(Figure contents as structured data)
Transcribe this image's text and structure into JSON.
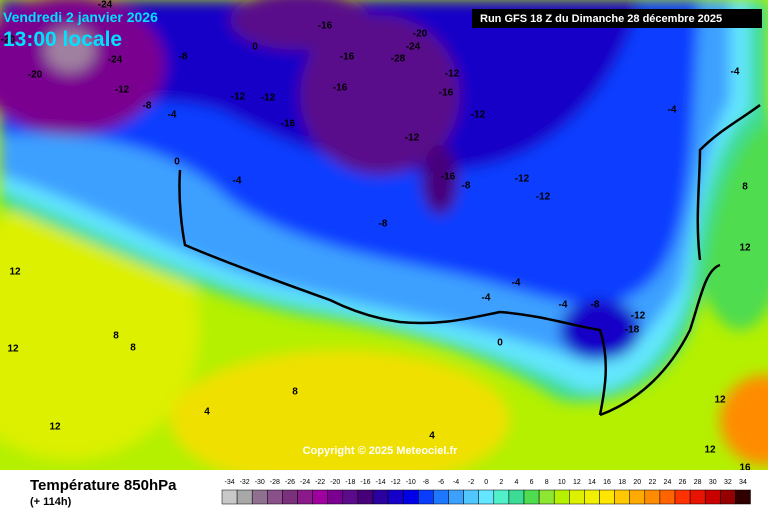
{
  "header": {
    "date": "Vendredi 2 janvier 2026",
    "time": "13:00 locale",
    "run": "Run GFS 18 Z du Dimanche 28 décembre 2025"
  },
  "copyright": "Copyright © 2025 Meteociel.fr",
  "legend": {
    "title": "Température 850hPa",
    "lead": "(+ 114h)"
  },
  "colorbar": {
    "levels": [
      -34,
      -32,
      -30,
      -28,
      -26,
      -24,
      -22,
      -20,
      -18,
      -16,
      -14,
      -12,
      -10,
      -8,
      -6,
      -4,
      -2,
      0,
      2,
      4,
      6,
      8,
      10,
      12,
      14,
      16,
      18,
      20,
      22,
      24,
      26,
      28,
      30,
      32,
      34
    ],
    "colors": [
      "#c8c8c8",
      "#a8a8a8",
      "#907090",
      "#8a508a",
      "#7a307a",
      "#8a1a8a",
      "#a000a0",
      "#7a0090",
      "#5a0a8a",
      "#46007a",
      "#2a00a0",
      "#1400c8",
      "#0000e6",
      "#0a3cff",
      "#1e78ff",
      "#3ca0ff",
      "#50c8ff",
      "#64e6ff",
      "#50f0c8",
      "#3cdc96",
      "#50dc50",
      "#8ce632",
      "#b4f000",
      "#dcf000",
      "#f0f000",
      "#ffe600",
      "#ffc800",
      "#ffaa00",
      "#ff8c00",
      "#ff6400",
      "#ff3200",
      "#e61400",
      "#c80000",
      "#960000",
      "#300000"
    ]
  },
  "map_labels": [
    -24,
    -20,
    -20,
    -24,
    -12,
    -8,
    -8,
    -4,
    0,
    -12,
    -12,
    -16,
    -16,
    -16,
    -16,
    -28,
    -24,
    -20,
    -12,
    -16,
    -12,
    -12,
    -16,
    -8,
    -12,
    -12,
    -8,
    0,
    -4,
    12,
    12,
    8,
    8,
    0,
    -8,
    -12,
    -18,
    -4,
    -4,
    -4,
    -4,
    -4,
    8,
    12,
    12,
    16,
    12,
    12,
    4,
    8,
    4
  ]
}
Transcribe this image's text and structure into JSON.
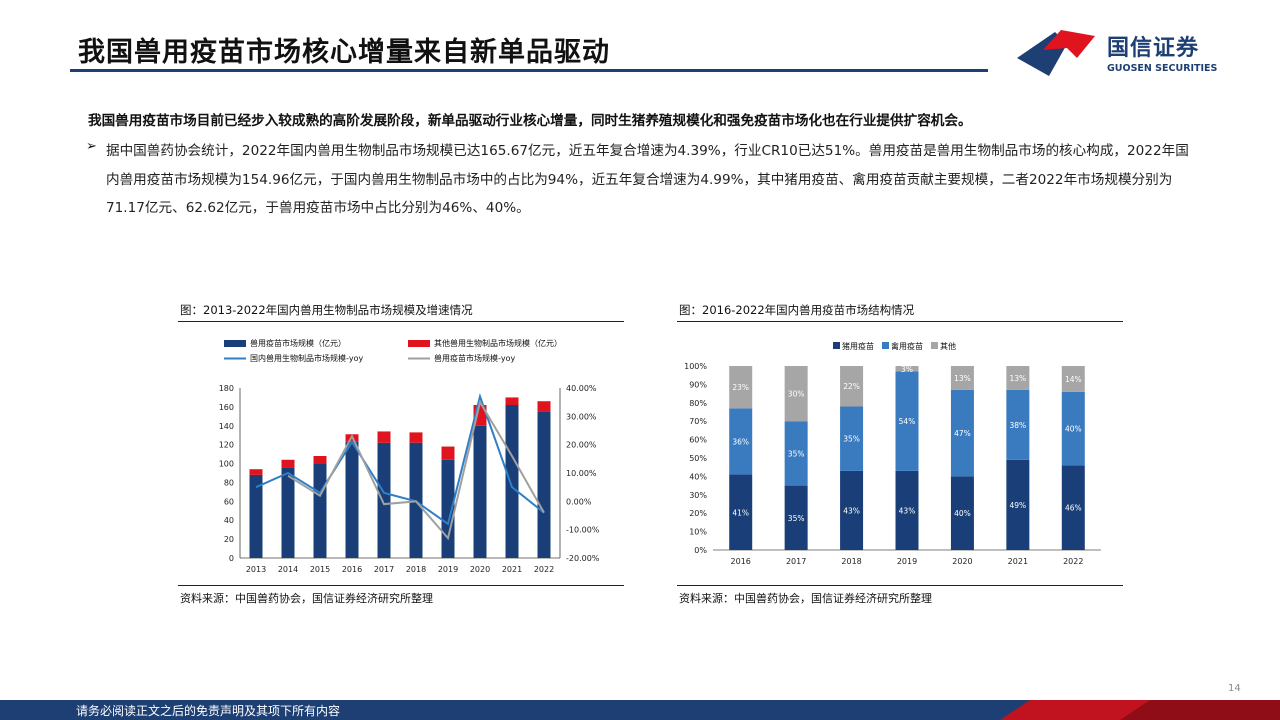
{
  "header": {
    "title": "我国兽用疫苗市场核心增量来自新单品驱动",
    "logo_cn": "国信证券",
    "logo_en": "GUOSEN SECURITIES"
  },
  "body": {
    "summary": "我国兽用疫苗市场目前已经步入较成熟的高阶发展阶段，新单品驱动行业核心增量，同时生猪养殖规模化和强免疫苗市场化也在行业提供扩容机会。",
    "bullet_mark": "➢",
    "bullet": "据中国兽药协会统计，2022年国内兽用生物制品市场规模已达165.67亿元，近五年复合增速为4.39%，行业CR10已达51%。兽用疫苗是兽用生物制品市场的核心构成，2022年国内兽用疫苗市场规模为154.96亿元，于国内兽用生物制品市场中的占比为94%，近五年复合增速为4.99%，其中猪用疫苗、禽用疫苗贡献主要规模，二者2022年市场规模分别为71.17亿元、62.62亿元，于兽用疫苗市场中占比分别为46%、40%。"
  },
  "figures": {
    "left_caption": "图：2013-2022年国内兽用生物制品市场规模及增速情况",
    "right_caption": "图：2016-2022年国内兽用疫苗市场结构情况",
    "left_source": "资料来源：中国兽药协会，国信证券经济研究所整理",
    "right_source": "资料来源：中国兽药协会，国信证券经济研究所整理"
  },
  "chart_data": [
    {
      "type": "bar",
      "stacked": true,
      "categories": [
        "2013",
        "2014",
        "2015",
        "2016",
        "2017",
        "2018",
        "2019",
        "2020",
        "2021",
        "2022"
      ],
      "series": [
        {
          "name": "兽用疫苗市场规模（亿元）",
          "kind": "bar",
          "axis": "left",
          "color": "#1a3f78",
          "values": [
            88,
            96,
            100,
            123,
            122,
            122,
            104,
            140,
            162,
            155
          ]
        },
        {
          "name": "其他兽用生物制品市场规模（亿元）",
          "kind": "bar",
          "axis": "left",
          "color": "#e0141e",
          "values": [
            6,
            8,
            8,
            8,
            12,
            11,
            14,
            22,
            8,
            11
          ]
        },
        {
          "name": "国内兽用生物制品市场规模-yoy",
          "kind": "line",
          "axis": "right",
          "color": "#2f7fc6",
          "values": [
            5,
            10,
            3,
            21,
            3,
            0,
            -8,
            37,
            5,
            -4
          ]
        },
        {
          "name": "兽用疫苗市场规模-yoy",
          "kind": "line",
          "axis": "right",
          "color": "#a0a0a0",
          "values": [
            null,
            9,
            2,
            23,
            -1,
            0,
            -13,
            35,
            16,
            -4
          ]
        }
      ],
      "ylim": [
        0,
        180
      ],
      "yticks": [
        "0",
        "20",
        "40",
        "60",
        "80",
        "100",
        "120",
        "140",
        "160",
        "180"
      ],
      "y2lim": [
        -20,
        40
      ],
      "y2ticks": [
        "-20.00%",
        "-10.00%",
        "0.00%",
        "10.00%",
        "20.00%",
        "30.00%",
        "40.00%"
      ],
      "legend": "top",
      "grid": false
    },
    {
      "type": "bar",
      "stacked": true,
      "percent": true,
      "categories": [
        "2016",
        "2017",
        "2018",
        "2019",
        "2020",
        "2021",
        "2022"
      ],
      "series": [
        {
          "name": "猪用疫苗",
          "color": "#1a3f78",
          "values": [
            41,
            35,
            43,
            43,
            40,
            49,
            46
          ]
        },
        {
          "name": "禽用疫苗",
          "color": "#3a7bc0",
          "values": [
            36,
            35,
            35,
            54,
            47,
            38,
            40
          ]
        },
        {
          "name": "其他",
          "color": "#a6a6a6",
          "values": [
            23,
            30,
            22,
            3,
            13,
            13,
            14
          ]
        }
      ],
      "ylim": [
        0,
        100
      ],
      "yticks": [
        "0%",
        "10%",
        "20%",
        "30%",
        "40%",
        "50%",
        "60%",
        "70%",
        "80%",
        "90%",
        "100%"
      ],
      "legend": "top",
      "grid": false
    }
  ],
  "footer": {
    "disclaimer": "请务必阅读正文之后的免责声明及其项下所有内容",
    "page": "14"
  }
}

▸ What you have to do: Pictures in the records above are left out; print everything else exactly as written.

▸ Task answer:
Transcribe this image's text and structure into JSON.
{
  "header": {
    "date": "Vendredi 2 janvier 2026",
    "time": "13:00 locale",
    "run": "Run GFS 18 Z du Dimanche 28 décembre 2025"
  },
  "copyright": "Copyright © 2025 Meteociel.fr",
  "legend": {
    "title": "Température 850hPa",
    "lead": "(+ 114h)"
  },
  "colorbar": {
    "levels": [
      -34,
      -32,
      -30,
      -28,
      -26,
      -24,
      -22,
      -20,
      -18,
      -16,
      -14,
      -12,
      -10,
      -8,
      -6,
      -4,
      -2,
      0,
      2,
      4,
      6,
      8,
      10,
      12,
      14,
      16,
      18,
      20,
      22,
      24,
      26,
      28,
      30,
      32,
      34
    ],
    "colors": [
      "#c8c8c8",
      "#a8a8a8",
      "#907090",
      "#8a508a",
      "#7a307a",
      "#8a1a8a",
      "#a000a0",
      "#7a0090",
      "#5a0a8a",
      "#46007a",
      "#2a00a0",
      "#1400c8",
      "#0000e6",
      "#0a3cff",
      "#1e78ff",
      "#3ca0ff",
      "#50c8ff",
      "#64e6ff",
      "#50f0c8",
      "#3cdc96",
      "#50dc50",
      "#8ce632",
      "#b4f000",
      "#dcf000",
      "#f0f000",
      "#ffe600",
      "#ffc800",
      "#ffaa00",
      "#ff8c00",
      "#ff6400",
      "#ff3200",
      "#e61400",
      "#c80000",
      "#960000",
      "#300000"
    ]
  },
  "map_labels": [
    -24,
    -20,
    -20,
    -24,
    -12,
    -8,
    -8,
    -4,
    0,
    -12,
    -12,
    -16,
    -16,
    -16,
    -16,
    -28,
    -24,
    -20,
    -12,
    -16,
    -12,
    -12,
    -16,
    -8,
    -12,
    -12,
    -8,
    0,
    -4,
    12,
    12,
    8,
    8,
    0,
    -8,
    -12,
    -18,
    -4,
    -4,
    -4,
    -4,
    -4,
    8,
    12,
    12,
    16,
    12,
    12,
    4,
    8,
    4
  ]
}
Transcribe this image's text and structure into JSON.
{
  "header": {
    "title": "我国兽用疫苗市场核心增量来自新单品驱动",
    "logo_cn": "国信证券",
    "logo_en": "GUOSEN SECURITIES"
  },
  "body": {
    "summary": "我国兽用疫苗市场目前已经步入较成熟的高阶发展阶段，新单品驱动行业核心增量，同时生猪养殖规模化和强免疫苗市场化也在行业提供扩容机会。",
    "bullet_mark": "➢",
    "bullet": "据中国兽药协会统计，2022年国内兽用生物制品市场规模已达165.67亿元，近五年复合增速为4.39%，行业CR10已达51%。兽用疫苗是兽用生物制品市场的核心构成，2022年国内兽用疫苗市场规模为154.96亿元，于国内兽用生物制品市场中的占比为94%，近五年复合增速为4.99%，其中猪用疫苗、禽用疫苗贡献主要规模，二者2022年市场规模分别为71.17亿元、62.62亿元，于兽用疫苗市场中占比分别为46%、40%。"
  },
  "figures": {
    "left_caption": "图：2013-2022年国内兽用生物制品市场规模及增速情况",
    "right_caption": "图：2016-2022年国内兽用疫苗市场结构情况",
    "left_source": "资料来源：中国兽药协会，国信证券经济研究所整理",
    "right_source": "资料来源：中国兽药协会，国信证券经济研究所整理"
  },
  "chart_data": [
    {
      "type": "bar",
      "stacked": true,
      "categories": [
        "2013",
        "2014",
        "2015",
        "2016",
        "2017",
        "2018",
        "2019",
        "2020",
        "2021",
        "2022"
      ],
      "series": [
        {
          "name": "兽用疫苗市场规模（亿元）",
          "kind": "bar",
          "axis": "left",
          "color": "#1a3f78",
          "values": [
            88,
            96,
            100,
            123,
            122,
            122,
            104,
            140,
            162,
            155
          ]
        },
        {
          "name": "其他兽用生物制品市场规模（亿元）",
          "kind": "bar",
          "axis": "left",
          "color": "#e0141e",
          "values": [
            6,
            8,
            8,
            8,
            12,
            11,
            14,
            22,
            8,
            11
          ]
        },
        {
          "name": "国内兽用生物制品市场规模-yoy",
          "kind": "line",
          "axis": "right",
          "color": "#2f7fc6",
          "values": [
            5,
            10,
            3,
            21,
            3,
            0,
            -8,
            37,
            5,
            -4
          ]
        },
        {
          "name": "兽用疫苗市场规模-yoy",
          "kind": "line",
          "axis": "right",
          "color": "#a0a0a0",
          "values": [
            null,
            9,
            2,
            23,
            -1,
            0,
            -13,
            35,
            16,
            -4
          ]
        }
      ],
      "ylim": [
        0,
        180
      ],
      "yticks": [
        "0",
        "20",
        "40",
        "60",
        "80",
        "100",
        "120",
        "140",
        "160",
        "180"
      ],
      "y2lim": [
        -20,
        40
      ],
      "y2ticks": [
        "-20.00%",
        "-10.00%",
        "0.00%",
        "10.00%",
        "20.00%",
        "30.00%",
        "40.00%"
      ],
      "legend": "top",
      "grid": false
    },
    {
      "type": "bar",
      "stacked": true,
      "percent": true,
      "categories": [
        "2016",
        "2017",
        "2018",
        "2019",
        "2020",
        "2021",
        "2022"
      ],
      "series": [
        {
          "name": "猪用疫苗",
          "color": "#1a3f78",
          "values": [
            41,
            35,
            43,
            43,
            40,
            49,
            46
          ]
        },
        {
          "name": "禽用疫苗",
          "color": "#3a7bc0",
          "values": [
            36,
            35,
            35,
            54,
            47,
            38,
            40
          ]
        },
        {
          "name": "其他",
          "color": "#a6a6a6",
          "values": [
            23,
            30,
            22,
            3,
            13,
            13,
            14
          ]
        }
      ],
      "ylim": [
        0,
        100
      ],
      "yticks": [
        "0%",
        "10%",
        "20%",
        "30%",
        "40%",
        "50%",
        "60%",
        "70%",
        "80%",
        "90%",
        "100%"
      ],
      "legend": "top",
      "grid": false
    }
  ],
  "footer": {
    "disclaimer": "请务必阅读正文之后的免责声明及其项下所有内容",
    "page": "14"
  }
}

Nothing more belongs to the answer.